* **Short task**: Pick out every line in the data below that holds "title".

____________

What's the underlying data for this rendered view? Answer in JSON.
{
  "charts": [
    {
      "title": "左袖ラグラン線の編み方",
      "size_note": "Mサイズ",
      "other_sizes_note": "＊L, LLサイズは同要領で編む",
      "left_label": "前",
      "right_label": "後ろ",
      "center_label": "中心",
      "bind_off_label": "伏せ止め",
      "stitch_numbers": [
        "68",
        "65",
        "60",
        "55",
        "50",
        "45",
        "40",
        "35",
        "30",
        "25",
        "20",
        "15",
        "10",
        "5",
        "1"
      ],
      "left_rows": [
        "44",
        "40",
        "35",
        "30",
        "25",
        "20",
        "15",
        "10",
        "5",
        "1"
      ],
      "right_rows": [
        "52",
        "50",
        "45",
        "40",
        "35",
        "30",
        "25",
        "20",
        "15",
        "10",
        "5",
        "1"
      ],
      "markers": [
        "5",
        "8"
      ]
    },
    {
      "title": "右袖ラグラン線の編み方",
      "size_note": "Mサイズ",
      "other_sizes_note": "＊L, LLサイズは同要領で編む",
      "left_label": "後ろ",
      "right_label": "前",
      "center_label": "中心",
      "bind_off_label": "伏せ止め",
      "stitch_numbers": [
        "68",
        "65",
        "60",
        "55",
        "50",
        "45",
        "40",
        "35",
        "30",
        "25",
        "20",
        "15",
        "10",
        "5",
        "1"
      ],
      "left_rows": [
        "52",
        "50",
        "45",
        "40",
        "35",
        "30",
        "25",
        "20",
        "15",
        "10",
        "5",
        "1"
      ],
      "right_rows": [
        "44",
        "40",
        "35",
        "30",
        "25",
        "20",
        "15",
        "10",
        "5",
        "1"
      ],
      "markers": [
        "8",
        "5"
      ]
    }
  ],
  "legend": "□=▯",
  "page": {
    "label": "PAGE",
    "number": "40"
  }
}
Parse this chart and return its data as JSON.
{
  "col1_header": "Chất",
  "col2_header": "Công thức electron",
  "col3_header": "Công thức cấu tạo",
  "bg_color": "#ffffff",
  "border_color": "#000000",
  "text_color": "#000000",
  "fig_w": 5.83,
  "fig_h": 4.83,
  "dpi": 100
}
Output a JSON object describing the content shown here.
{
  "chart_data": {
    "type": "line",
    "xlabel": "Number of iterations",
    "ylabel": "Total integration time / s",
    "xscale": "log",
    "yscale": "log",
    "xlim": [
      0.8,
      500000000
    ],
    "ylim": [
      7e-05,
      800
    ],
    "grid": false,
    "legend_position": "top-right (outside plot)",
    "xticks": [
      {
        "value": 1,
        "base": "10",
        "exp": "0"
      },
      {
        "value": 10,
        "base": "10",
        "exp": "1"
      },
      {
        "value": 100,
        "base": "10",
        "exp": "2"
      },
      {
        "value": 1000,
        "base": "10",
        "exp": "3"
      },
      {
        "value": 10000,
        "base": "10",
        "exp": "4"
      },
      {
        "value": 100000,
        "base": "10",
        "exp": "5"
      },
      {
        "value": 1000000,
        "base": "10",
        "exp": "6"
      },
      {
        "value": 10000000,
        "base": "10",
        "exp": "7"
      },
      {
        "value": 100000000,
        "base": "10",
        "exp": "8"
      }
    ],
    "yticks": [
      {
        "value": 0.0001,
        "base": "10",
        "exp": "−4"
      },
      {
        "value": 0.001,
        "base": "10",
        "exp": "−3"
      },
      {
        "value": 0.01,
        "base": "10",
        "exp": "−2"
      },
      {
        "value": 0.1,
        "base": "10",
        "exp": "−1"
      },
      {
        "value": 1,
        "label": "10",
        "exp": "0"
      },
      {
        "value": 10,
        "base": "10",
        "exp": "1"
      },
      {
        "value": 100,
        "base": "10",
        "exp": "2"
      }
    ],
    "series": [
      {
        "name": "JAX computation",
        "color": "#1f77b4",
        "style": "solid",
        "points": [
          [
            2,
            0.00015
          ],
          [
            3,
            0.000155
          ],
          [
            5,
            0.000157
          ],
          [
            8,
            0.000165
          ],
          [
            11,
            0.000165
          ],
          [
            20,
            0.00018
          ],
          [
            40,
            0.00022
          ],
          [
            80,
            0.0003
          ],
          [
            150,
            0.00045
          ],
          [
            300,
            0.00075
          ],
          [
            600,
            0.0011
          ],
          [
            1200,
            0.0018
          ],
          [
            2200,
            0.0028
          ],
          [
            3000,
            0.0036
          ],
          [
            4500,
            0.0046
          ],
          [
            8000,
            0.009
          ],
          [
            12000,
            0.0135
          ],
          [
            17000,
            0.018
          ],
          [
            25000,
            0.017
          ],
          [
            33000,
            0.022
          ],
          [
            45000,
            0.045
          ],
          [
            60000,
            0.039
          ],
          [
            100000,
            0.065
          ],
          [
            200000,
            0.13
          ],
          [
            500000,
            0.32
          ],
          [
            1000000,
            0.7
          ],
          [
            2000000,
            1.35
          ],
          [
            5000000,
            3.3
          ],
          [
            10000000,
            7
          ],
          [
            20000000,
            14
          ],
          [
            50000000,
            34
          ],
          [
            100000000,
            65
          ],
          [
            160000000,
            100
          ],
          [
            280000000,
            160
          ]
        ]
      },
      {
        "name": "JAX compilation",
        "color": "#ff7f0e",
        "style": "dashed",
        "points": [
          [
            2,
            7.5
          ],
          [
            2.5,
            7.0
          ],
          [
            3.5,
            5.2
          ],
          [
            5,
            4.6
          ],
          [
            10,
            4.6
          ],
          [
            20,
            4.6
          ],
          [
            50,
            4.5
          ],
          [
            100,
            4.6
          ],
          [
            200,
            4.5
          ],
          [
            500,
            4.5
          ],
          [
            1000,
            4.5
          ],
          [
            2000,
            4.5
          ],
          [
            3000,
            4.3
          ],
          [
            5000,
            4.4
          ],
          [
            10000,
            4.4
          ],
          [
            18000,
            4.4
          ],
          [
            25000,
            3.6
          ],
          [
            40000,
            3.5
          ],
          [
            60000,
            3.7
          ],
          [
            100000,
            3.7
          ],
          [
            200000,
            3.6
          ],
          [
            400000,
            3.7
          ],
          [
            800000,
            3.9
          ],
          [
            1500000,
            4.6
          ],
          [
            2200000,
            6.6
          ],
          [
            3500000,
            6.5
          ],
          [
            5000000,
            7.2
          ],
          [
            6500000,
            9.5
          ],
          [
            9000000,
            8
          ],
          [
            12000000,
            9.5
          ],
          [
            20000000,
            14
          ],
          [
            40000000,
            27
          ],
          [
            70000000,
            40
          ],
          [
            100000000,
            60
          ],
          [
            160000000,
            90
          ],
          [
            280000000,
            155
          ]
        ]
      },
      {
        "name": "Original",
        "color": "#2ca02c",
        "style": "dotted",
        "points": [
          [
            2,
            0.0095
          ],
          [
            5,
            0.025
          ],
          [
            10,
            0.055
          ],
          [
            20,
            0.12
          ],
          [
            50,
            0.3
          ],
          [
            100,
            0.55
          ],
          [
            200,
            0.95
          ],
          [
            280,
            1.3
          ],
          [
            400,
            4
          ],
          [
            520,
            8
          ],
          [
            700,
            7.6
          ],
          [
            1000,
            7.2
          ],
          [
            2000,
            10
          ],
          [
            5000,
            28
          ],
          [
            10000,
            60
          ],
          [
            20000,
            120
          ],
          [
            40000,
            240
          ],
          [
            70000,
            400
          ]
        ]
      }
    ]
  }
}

____________

* **Task response**:
      "title": "左袖ラグラン線の編み方",
      "title": "右袖ラグラン線の編み方",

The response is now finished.